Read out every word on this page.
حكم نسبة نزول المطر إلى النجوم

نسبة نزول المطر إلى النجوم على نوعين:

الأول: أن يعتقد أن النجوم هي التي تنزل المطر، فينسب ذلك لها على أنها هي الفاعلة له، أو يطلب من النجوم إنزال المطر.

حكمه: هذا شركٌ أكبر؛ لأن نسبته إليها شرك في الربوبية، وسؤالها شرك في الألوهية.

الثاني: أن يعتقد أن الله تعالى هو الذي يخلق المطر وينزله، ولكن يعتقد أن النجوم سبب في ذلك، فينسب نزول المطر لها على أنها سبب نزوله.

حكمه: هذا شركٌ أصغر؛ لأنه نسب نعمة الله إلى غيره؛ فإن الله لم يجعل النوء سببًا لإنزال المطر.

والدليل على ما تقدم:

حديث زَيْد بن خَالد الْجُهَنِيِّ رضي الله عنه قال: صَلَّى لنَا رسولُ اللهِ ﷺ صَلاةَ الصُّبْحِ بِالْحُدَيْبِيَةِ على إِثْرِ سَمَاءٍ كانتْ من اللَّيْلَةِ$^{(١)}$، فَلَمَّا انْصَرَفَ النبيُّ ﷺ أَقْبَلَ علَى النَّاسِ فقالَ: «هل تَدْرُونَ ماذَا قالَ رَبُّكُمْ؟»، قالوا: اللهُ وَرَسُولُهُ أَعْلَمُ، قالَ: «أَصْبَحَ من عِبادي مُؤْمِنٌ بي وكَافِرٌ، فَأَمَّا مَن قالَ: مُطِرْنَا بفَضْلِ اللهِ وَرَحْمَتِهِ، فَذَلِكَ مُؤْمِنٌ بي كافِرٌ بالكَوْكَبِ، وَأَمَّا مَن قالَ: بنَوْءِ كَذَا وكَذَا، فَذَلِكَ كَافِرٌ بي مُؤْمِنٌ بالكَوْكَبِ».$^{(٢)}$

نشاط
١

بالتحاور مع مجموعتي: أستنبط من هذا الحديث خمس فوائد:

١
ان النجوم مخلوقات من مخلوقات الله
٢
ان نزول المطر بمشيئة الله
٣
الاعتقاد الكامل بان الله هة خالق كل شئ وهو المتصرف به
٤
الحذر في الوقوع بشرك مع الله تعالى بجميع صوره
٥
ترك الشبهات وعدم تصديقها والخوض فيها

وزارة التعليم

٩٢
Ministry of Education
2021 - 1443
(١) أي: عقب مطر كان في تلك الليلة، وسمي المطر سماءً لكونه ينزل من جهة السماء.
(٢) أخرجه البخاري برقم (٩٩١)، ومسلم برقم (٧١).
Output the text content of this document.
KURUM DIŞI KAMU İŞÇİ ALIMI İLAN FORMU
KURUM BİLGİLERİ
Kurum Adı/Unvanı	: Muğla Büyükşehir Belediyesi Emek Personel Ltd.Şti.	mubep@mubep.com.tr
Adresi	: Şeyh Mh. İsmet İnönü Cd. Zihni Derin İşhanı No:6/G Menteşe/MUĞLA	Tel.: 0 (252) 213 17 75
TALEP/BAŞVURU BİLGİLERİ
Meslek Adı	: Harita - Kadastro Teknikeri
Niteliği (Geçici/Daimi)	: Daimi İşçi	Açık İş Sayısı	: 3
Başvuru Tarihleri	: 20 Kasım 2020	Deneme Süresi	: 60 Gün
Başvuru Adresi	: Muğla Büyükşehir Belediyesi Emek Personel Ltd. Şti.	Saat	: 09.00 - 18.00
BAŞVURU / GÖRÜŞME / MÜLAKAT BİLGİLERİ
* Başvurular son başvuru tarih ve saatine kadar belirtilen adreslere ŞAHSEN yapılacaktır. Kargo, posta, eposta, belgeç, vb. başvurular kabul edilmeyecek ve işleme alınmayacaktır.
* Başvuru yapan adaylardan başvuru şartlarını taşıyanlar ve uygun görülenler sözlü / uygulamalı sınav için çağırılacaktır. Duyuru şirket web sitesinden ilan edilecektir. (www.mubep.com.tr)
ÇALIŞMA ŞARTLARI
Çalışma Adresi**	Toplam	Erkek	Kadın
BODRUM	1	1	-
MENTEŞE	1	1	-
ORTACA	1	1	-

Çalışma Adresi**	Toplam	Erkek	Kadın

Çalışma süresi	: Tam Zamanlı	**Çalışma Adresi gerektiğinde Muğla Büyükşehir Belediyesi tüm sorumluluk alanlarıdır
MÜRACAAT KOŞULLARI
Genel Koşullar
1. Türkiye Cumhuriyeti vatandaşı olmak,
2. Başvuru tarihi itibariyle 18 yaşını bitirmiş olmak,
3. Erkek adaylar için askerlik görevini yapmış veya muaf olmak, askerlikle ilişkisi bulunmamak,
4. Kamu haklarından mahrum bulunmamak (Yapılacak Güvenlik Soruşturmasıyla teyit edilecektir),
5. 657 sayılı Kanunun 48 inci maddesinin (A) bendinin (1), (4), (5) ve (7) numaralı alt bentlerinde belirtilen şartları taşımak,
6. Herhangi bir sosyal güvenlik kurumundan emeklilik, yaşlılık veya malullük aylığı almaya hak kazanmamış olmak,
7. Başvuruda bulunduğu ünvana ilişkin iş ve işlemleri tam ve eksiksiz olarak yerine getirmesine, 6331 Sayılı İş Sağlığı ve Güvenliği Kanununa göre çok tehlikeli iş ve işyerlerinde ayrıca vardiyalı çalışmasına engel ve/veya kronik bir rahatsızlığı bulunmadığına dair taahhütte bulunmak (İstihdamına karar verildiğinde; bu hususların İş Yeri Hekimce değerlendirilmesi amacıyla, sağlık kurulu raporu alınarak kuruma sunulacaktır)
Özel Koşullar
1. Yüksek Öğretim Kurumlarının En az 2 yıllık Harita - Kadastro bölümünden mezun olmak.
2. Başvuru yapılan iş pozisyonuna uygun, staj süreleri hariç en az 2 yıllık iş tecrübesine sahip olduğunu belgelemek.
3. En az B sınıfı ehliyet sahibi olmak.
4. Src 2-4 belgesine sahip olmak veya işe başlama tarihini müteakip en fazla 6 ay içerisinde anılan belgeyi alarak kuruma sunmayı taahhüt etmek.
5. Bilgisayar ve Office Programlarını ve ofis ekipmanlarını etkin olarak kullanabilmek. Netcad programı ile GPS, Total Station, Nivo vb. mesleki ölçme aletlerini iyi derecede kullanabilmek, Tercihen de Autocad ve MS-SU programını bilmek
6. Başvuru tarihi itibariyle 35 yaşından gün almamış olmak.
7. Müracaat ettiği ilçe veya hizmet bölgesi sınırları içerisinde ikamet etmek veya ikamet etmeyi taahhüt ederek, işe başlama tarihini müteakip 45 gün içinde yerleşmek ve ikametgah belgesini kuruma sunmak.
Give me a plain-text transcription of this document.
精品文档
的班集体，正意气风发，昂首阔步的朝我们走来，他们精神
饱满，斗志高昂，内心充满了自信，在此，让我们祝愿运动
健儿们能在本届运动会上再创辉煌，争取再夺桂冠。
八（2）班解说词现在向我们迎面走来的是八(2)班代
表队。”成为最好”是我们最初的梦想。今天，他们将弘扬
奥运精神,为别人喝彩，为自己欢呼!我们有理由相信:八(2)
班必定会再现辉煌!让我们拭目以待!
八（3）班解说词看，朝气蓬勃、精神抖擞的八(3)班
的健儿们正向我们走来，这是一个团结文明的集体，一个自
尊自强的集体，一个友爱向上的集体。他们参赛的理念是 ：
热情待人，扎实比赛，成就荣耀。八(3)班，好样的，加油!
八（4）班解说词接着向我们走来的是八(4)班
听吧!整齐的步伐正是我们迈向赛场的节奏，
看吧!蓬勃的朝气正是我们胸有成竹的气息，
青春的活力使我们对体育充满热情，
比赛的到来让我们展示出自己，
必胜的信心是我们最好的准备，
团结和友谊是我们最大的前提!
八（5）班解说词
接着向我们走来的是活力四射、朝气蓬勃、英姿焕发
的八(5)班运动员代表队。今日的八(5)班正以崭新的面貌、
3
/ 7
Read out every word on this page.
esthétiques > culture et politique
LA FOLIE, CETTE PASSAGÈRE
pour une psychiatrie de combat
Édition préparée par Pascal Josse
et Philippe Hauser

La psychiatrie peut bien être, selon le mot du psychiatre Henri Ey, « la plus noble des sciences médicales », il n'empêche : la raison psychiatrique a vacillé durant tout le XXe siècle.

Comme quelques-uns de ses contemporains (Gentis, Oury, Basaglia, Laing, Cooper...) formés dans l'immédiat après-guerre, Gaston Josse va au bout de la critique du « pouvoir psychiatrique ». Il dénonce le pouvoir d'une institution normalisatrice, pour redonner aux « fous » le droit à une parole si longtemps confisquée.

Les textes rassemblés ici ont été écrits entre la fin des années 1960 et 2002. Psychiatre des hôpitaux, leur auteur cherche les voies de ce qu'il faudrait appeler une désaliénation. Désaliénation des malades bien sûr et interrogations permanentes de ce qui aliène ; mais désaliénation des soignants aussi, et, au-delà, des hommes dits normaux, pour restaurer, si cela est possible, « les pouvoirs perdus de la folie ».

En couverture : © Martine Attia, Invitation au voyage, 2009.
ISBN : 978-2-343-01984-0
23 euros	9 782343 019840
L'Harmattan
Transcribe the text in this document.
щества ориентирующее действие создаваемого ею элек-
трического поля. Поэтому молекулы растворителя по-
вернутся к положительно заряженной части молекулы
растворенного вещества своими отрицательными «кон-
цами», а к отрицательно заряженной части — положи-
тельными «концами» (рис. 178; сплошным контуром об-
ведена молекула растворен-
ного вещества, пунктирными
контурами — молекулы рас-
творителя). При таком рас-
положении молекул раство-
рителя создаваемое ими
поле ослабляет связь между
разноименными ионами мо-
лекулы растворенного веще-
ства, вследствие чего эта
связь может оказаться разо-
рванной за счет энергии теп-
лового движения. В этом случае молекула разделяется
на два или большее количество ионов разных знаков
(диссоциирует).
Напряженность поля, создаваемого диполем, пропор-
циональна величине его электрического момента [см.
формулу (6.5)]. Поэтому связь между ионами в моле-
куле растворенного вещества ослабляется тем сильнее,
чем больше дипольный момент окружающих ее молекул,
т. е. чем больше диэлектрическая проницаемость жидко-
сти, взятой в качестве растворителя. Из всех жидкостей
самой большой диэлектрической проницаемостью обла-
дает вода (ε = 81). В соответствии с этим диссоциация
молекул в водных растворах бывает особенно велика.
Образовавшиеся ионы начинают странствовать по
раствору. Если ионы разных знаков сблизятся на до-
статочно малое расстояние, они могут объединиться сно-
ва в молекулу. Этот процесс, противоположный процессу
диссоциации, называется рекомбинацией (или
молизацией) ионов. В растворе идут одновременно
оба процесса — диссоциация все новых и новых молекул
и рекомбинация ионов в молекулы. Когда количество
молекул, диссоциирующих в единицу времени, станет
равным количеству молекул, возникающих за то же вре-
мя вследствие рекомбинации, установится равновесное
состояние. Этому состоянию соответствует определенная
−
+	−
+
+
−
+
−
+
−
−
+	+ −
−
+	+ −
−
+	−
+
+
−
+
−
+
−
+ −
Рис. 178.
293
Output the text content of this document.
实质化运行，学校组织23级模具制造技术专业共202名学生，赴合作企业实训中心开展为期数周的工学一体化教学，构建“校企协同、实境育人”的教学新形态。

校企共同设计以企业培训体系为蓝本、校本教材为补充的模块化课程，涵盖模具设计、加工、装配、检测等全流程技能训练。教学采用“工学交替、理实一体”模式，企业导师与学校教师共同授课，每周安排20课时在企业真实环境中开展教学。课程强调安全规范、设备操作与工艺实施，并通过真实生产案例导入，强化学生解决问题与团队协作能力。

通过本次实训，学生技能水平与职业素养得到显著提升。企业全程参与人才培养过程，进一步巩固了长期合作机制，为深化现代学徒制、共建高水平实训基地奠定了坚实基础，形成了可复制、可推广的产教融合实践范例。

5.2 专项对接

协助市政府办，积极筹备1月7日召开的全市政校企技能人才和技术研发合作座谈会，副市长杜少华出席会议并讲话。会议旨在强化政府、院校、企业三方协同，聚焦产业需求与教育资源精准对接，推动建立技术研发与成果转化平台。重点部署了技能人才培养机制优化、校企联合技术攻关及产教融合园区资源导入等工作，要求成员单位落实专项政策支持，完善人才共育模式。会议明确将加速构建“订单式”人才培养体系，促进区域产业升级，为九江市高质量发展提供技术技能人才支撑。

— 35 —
# # #
## TASK PROMPT
Which lines hold the word "разных"? Copy every one of them.

## FINISHED EXERCISE
на два или большее количество ионов разных знаков
раствору. Если ионы разных знаков сблизятся на до-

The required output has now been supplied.